Find the string "铺满金色巴掌的水泥道" in the entries and copy each line that has it.

□ □ □ □

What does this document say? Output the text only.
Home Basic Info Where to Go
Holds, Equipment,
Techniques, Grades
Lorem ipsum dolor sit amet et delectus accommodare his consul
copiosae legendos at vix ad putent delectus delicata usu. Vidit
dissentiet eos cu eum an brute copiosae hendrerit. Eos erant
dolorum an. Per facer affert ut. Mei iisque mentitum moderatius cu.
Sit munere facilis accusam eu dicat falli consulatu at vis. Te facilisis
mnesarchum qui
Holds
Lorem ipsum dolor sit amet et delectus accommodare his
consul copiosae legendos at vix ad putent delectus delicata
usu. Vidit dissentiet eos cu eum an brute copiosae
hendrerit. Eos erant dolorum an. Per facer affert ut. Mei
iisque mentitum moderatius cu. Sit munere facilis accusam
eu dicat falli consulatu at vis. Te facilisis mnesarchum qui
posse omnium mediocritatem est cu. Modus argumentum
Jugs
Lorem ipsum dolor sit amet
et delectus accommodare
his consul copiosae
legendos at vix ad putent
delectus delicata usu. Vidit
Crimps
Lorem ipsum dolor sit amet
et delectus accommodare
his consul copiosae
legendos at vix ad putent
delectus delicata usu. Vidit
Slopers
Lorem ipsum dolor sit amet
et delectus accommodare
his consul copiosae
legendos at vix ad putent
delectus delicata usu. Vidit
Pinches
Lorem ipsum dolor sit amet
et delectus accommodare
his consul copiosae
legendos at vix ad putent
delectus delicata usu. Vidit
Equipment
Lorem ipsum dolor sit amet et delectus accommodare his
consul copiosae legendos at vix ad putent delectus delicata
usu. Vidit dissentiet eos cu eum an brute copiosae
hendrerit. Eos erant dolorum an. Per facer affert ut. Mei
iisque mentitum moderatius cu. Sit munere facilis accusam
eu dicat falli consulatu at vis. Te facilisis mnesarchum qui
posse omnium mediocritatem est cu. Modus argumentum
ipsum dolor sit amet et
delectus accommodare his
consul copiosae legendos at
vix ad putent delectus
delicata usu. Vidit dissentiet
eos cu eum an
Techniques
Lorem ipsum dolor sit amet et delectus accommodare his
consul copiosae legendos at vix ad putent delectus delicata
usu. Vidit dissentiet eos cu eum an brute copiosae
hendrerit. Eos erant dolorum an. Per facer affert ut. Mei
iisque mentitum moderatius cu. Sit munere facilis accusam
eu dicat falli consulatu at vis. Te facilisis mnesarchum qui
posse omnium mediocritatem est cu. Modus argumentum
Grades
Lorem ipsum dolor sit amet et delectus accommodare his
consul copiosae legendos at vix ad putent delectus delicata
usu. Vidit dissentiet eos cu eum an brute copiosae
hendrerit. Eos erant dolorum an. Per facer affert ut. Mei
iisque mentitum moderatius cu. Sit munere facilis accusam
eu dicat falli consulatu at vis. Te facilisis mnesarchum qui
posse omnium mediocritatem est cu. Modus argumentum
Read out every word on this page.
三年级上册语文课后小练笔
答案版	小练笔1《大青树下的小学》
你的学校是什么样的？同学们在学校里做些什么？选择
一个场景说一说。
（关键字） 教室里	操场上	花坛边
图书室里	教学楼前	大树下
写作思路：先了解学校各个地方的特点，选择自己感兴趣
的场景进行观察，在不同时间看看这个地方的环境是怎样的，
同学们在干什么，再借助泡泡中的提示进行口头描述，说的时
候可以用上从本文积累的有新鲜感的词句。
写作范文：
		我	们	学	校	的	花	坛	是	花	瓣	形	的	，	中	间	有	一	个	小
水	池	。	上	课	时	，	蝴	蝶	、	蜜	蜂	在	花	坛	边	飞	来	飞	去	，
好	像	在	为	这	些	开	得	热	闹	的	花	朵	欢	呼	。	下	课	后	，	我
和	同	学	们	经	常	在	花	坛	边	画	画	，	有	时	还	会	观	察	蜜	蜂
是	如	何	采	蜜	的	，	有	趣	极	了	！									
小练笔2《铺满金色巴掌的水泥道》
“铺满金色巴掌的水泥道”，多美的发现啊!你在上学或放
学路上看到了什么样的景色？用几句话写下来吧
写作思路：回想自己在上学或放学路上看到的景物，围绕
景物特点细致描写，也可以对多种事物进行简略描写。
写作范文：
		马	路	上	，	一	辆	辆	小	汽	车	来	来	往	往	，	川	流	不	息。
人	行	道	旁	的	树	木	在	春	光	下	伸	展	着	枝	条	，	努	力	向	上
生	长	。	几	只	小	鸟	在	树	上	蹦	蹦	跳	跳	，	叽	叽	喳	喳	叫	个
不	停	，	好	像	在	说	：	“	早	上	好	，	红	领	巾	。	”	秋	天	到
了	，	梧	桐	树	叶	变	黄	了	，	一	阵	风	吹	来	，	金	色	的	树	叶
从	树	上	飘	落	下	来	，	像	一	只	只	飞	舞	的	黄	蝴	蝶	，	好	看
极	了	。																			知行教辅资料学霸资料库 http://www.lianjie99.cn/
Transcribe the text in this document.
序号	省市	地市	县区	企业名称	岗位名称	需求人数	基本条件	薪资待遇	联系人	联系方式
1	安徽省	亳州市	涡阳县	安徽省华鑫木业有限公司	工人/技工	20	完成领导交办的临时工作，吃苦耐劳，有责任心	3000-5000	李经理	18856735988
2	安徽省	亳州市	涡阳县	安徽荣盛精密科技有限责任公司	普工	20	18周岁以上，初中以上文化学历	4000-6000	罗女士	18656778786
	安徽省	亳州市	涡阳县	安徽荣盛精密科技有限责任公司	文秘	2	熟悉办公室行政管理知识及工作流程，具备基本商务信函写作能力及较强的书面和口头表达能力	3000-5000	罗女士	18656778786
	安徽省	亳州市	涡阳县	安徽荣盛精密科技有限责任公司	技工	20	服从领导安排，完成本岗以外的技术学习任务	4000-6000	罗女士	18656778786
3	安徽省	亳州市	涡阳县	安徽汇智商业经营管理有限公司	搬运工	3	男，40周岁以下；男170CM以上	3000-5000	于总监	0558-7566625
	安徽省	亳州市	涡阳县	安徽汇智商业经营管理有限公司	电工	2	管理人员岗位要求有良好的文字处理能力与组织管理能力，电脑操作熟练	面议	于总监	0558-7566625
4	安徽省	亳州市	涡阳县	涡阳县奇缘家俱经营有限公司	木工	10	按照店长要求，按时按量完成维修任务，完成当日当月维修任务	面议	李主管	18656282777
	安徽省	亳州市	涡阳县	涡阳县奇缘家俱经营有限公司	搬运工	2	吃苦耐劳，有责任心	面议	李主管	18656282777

□ □ □ □

» **Answer to the exercise**:
小练笔2《铺满金色巴掌的水泥道》
“铺满金色巴掌的水泥道”，多美的发现啊!你在上学或放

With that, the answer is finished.